• INPUT FOR THIS TASK:
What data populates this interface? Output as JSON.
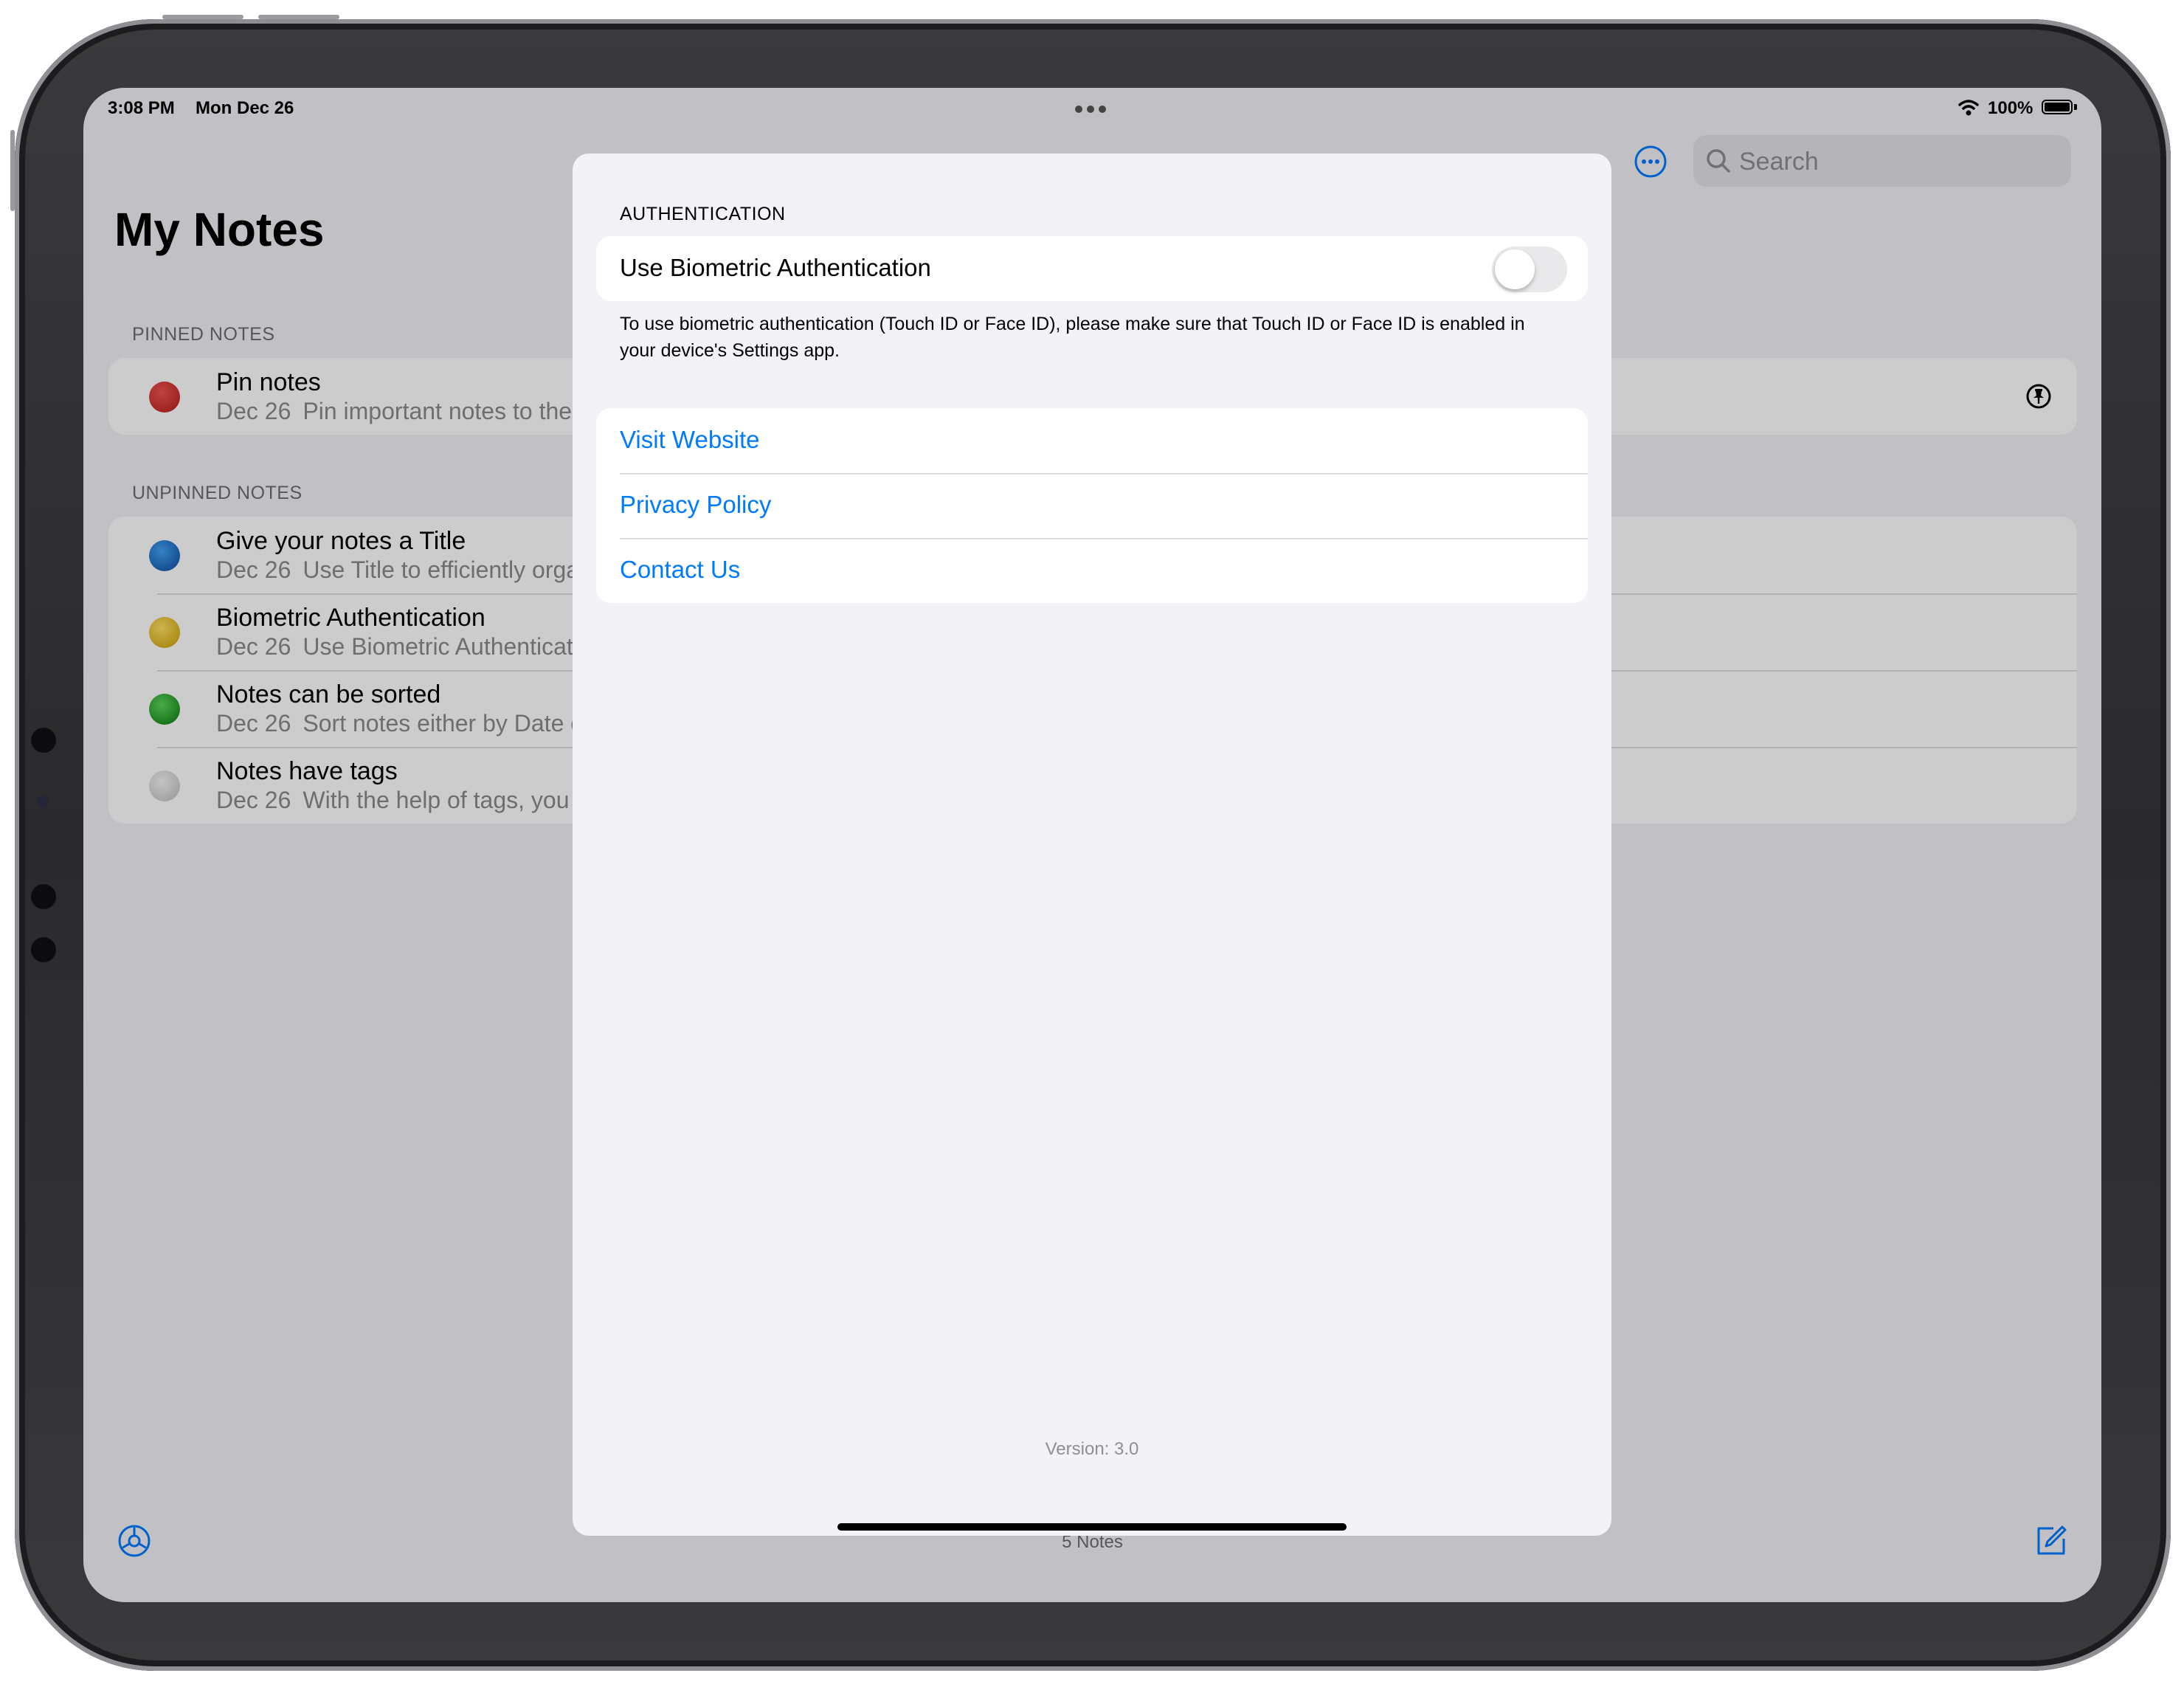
{
  "status_bar": {
    "time": "3:08 PM",
    "date": "Mon Dec 26",
    "battery": "100%"
  },
  "main": {
    "title": "My Notes",
    "search_placeholder": "Search",
    "pinned_header": "PINNED NOTES",
    "unpinned_header": "UNPINNED NOTES",
    "pinned_notes": [
      {
        "title": "Pin notes",
        "date": "Dec 26",
        "preview": "Pin important notes to the top",
        "color": "#d32f2f"
      }
    ],
    "unpinned_notes": [
      {
        "title": "Give your notes a Title",
        "date": "Dec 26",
        "preview": "Use Title to efficiently organize",
        "color": "#1565c0"
      },
      {
        "title": "Biometric Authentication",
        "date": "Dec 26",
        "preview": "Use Biometric Authentication",
        "color": "#f4c20d"
      },
      {
        "title": "Notes can be sorted",
        "date": "Dec 26",
        "preview": "Sort notes either by Date or",
        "color": "#1fa81f"
      },
      {
        "title": "Notes have tags",
        "date": "Dec 26",
        "preview": "With the help of tags, you can",
        "color": "#e0e0e0"
      }
    ],
    "notes_count": "5 Notes"
  },
  "settings_modal": {
    "section_header": "AUTHENTICATION",
    "biometric_label": "Use Biometric Authentication",
    "biometric_enabled": false,
    "footer_text": "To use biometric authentication (Touch ID or Face ID), please make sure that Touch ID or Face ID is enabled in your device's Settings app.",
    "links": [
      "Visit Website",
      "Privacy Policy",
      "Contact Us"
    ],
    "version": "Version: 3.0"
  },
  "colors": {
    "accent": "#007aff",
    "background": "#f2f2f7"
  }
}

• WORK TO DO: Transcribe every line from the records above without alteration, and leave out the images.

• SOLUTION TO THE EXERCISE:
What data populates this interface? Output as JSON.
{
  "status_bar": {
    "time": "3:08 PM",
    "date": "Mon Dec 26",
    "battery": "100%"
  },
  "main": {
    "title": "My Notes",
    "search_placeholder": "Search",
    "pinned_header": "PINNED NOTES",
    "unpinned_header": "UNPINNED NOTES",
    "pinned_notes": [
      {
        "title": "Pin notes",
        "date": "Dec 26",
        "preview": "Pin important notes to the top",
        "color": "#d32f2f"
      }
    ],
    "unpinned_notes": [
      {
        "title": "Give your notes a Title",
        "date": "Dec 26",
        "preview": "Use Title to efficiently organize",
        "color": "#1565c0"
      },
      {
        "title": "Biometric Authentication",
        "date": "Dec 26",
        "preview": "Use Biometric Authentication",
        "color": "#f4c20d"
      },
      {
        "title": "Notes can be sorted",
        "date": "Dec 26",
        "preview": "Sort notes either by Date or",
        "color": "#1fa81f"
      },
      {
        "title": "Notes have tags",
        "date": "Dec 26",
        "preview": "With the help of tags, you can",
        "color": "#e0e0e0"
      }
    ],
    "notes_count": "5 Notes"
  },
  "settings_modal": {
    "section_header": "AUTHENTICATION",
    "biometric_label": "Use Biometric Authentication",
    "biometric_enabled": false,
    "footer_text": "To use biometric authentication (Touch ID or Face ID), please make sure that Touch ID or Face ID is enabled in your device's Settings app.",
    "links": [
      "Visit Website",
      "Privacy Policy",
      "Contact Us"
    ],
    "version": "Version: 3.0"
  },
  "colors": {
    "accent": "#007aff",
    "background": "#f2f2f7"
  }
}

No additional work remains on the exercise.